[Start of Material for this exercise]

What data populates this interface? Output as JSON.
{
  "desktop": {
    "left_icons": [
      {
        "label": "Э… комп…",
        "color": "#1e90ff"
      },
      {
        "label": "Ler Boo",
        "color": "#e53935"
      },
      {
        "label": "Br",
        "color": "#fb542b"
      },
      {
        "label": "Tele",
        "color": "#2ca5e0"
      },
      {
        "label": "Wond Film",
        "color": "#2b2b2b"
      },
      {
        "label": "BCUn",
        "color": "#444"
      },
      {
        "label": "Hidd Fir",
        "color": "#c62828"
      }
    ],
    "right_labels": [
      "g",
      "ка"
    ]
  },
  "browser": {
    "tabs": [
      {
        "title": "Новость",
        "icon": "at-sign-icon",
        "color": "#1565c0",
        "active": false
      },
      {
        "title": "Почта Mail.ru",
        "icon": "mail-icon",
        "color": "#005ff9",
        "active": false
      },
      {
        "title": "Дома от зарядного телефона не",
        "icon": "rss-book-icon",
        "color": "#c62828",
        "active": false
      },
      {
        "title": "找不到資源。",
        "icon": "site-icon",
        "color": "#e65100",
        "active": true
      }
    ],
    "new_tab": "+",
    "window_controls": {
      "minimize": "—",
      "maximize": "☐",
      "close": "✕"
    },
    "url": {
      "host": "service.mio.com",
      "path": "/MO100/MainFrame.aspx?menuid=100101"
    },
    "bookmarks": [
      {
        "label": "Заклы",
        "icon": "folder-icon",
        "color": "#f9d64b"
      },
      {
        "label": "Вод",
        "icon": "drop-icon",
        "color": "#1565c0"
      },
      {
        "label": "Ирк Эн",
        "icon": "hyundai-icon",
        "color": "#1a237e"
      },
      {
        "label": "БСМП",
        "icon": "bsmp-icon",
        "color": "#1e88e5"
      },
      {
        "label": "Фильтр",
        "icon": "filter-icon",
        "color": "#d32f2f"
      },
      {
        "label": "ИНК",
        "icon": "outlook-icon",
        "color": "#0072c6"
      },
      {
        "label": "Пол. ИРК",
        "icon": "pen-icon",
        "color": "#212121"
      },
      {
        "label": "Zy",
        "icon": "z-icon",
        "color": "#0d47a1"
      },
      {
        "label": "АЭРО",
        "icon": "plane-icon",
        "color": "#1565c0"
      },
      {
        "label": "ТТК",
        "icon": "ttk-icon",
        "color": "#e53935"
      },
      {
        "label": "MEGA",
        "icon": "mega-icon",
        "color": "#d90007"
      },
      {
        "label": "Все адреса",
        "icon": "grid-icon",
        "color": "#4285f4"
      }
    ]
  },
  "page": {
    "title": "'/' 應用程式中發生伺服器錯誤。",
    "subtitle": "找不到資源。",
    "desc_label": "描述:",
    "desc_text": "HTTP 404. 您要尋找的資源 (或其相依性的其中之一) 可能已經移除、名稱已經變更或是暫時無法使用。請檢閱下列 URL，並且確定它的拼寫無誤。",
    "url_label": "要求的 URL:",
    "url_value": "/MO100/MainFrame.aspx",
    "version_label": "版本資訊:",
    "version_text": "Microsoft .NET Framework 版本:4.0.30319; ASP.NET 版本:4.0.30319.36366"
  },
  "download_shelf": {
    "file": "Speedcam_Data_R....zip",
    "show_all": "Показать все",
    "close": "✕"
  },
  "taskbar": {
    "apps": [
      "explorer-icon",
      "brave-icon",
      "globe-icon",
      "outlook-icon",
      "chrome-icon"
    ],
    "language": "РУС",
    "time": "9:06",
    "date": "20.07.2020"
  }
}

[End of Material for this exercise]

To be done:
Gather up every line in the data above that contains the word "MainFrame", copying each one.

Right answer:
      "path": "/MO100/MainFrame.aspx?menuid=100101"
    "url_value": "/MO100/MainFrame.aspx",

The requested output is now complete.